| DATA IN THIS EXERCISE |
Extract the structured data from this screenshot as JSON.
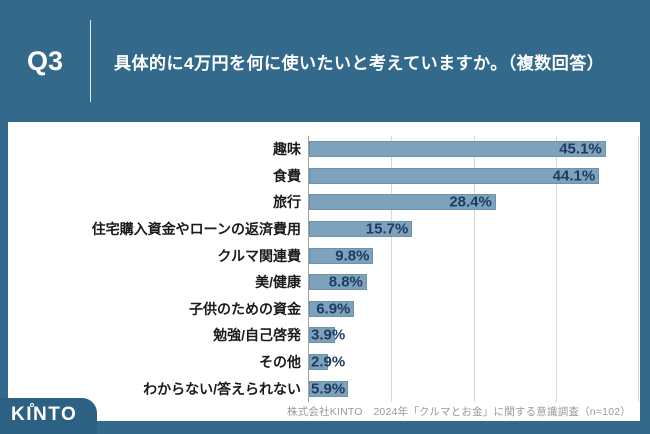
{
  "header": {
    "question_number": "Q3",
    "title": "具体的に4万円を何に使いたいと考えていますか。（複数回答）"
  },
  "chart_data": {
    "type": "bar",
    "orientation": "horizontal",
    "title": "具体的に4万円を何に使いたいと考えていますか。（複数回答）",
    "categories": [
      "趣味",
      "食費",
      "旅行",
      "住宅購入資金やローンの返済費用",
      "クルマ関連費",
      "美/健康",
      "子供のための資金",
      "勉強/自己啓発",
      "その他",
      "わからない/答えられない"
    ],
    "values": [
      45.1,
      44.1,
      28.4,
      15.7,
      9.8,
      8.8,
      6.9,
      3.9,
      2.9,
      5.9
    ],
    "value_suffix": "%",
    "xlim": [
      0,
      50
    ],
    "gridline_interval": 12.5,
    "grid": "vertical-lines",
    "legend": "none",
    "bar_color": "#7da3bc",
    "value_label_color": "#1f3b64"
  },
  "footer": {
    "source": "株式会社KINTO　2024年「クルマとお金」に関する意識調査（n=102）",
    "logo_text": "KINTO"
  },
  "colors": {
    "frame": "#336a8c",
    "panel": "#ffffff",
    "logo_background": "#2c6183",
    "gridline": "#d9d9d9",
    "axis": "#9fa3a6",
    "category_text": "#1a1a1a",
    "source_text": "#999999"
  }
}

| EXERCISE DIRECTIONS |
Repeat all the records above exactly, leaving out any pictures.

| THE RESPONSE |
Extract the structured data from this screenshot as JSON.
{
  "header": {
    "question_number": "Q3",
    "title": "具体的に4万円を何に使いたいと考えていますか。（複数回答）"
  },
  "chart_data": {
    "type": "bar",
    "orientation": "horizontal",
    "title": "具体的に4万円を何に使いたいと考えていますか。（複数回答）",
    "categories": [
      "趣味",
      "食費",
      "旅行",
      "住宅購入資金やローンの返済費用",
      "クルマ関連費",
      "美/健康",
      "子供のための資金",
      "勉強/自己啓発",
      "その他",
      "わからない/答えられない"
    ],
    "values": [
      45.1,
      44.1,
      28.4,
      15.7,
      9.8,
      8.8,
      6.9,
      3.9,
      2.9,
      5.9
    ],
    "value_suffix": "%",
    "xlim": [
      0,
      50
    ],
    "gridline_interval": 12.5,
    "grid": "vertical-lines",
    "legend": "none",
    "bar_color": "#7da3bc",
    "value_label_color": "#1f3b64"
  },
  "footer": {
    "source": "株式会社KINTO　2024年「クルマとお金」に関する意識調査（n=102）",
    "logo_text": "KINTO"
  },
  "colors": {
    "frame": "#336a8c",
    "panel": "#ffffff",
    "logo_background": "#2c6183",
    "gridline": "#d9d9d9",
    "axis": "#9fa3a6",
    "category_text": "#1a1a1a",
    "source_text": "#999999"
  }
}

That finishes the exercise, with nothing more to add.